[TASK OBJECTIVE]
Examine the material below and count the lines that hold the word "bubble". Report only the number.

[ROWS]
#####

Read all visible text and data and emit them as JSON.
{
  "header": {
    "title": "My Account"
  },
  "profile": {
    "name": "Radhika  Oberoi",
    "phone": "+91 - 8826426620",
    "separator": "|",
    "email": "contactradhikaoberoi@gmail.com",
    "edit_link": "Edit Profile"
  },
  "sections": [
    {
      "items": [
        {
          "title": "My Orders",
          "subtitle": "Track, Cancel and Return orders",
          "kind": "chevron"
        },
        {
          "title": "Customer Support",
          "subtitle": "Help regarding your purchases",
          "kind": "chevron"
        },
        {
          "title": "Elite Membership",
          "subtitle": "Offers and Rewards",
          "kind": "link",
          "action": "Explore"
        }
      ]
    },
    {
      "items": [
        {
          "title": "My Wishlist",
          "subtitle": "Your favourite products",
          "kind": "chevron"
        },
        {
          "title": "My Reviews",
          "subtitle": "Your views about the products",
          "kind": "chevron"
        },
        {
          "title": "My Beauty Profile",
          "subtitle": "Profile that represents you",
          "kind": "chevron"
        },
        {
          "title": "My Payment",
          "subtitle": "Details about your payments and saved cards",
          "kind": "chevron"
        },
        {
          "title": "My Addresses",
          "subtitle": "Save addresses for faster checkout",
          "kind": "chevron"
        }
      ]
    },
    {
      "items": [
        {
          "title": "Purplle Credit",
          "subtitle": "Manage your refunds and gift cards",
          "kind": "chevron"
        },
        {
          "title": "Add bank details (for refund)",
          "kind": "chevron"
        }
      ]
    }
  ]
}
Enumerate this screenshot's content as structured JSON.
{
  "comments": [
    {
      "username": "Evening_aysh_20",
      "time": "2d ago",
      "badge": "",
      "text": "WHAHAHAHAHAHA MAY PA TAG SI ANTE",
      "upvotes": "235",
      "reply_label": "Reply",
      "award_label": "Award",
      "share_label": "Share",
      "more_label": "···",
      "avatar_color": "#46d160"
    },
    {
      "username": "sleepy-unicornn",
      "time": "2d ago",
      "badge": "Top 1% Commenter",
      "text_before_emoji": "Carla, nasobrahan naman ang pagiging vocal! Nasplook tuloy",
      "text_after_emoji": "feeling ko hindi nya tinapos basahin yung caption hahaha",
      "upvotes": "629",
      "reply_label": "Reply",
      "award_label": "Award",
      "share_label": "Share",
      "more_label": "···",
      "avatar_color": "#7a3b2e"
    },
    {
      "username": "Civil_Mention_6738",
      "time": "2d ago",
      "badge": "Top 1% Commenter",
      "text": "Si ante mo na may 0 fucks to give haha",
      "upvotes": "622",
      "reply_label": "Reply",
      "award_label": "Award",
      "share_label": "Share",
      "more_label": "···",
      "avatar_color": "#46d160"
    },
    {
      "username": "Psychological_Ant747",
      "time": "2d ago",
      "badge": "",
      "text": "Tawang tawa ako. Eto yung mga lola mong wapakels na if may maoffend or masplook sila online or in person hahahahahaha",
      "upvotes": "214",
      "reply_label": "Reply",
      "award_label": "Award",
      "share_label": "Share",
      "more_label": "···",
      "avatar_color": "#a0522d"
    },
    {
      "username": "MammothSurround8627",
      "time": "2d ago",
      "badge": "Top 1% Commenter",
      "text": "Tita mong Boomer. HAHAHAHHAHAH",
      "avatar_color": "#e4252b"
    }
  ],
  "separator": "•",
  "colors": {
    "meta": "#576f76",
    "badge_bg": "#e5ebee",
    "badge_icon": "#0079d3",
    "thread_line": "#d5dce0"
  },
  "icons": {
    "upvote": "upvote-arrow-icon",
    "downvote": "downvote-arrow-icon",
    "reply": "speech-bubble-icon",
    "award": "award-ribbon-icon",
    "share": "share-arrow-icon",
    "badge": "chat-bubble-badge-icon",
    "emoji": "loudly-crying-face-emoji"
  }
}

#####

[COMPLETED TASK]
2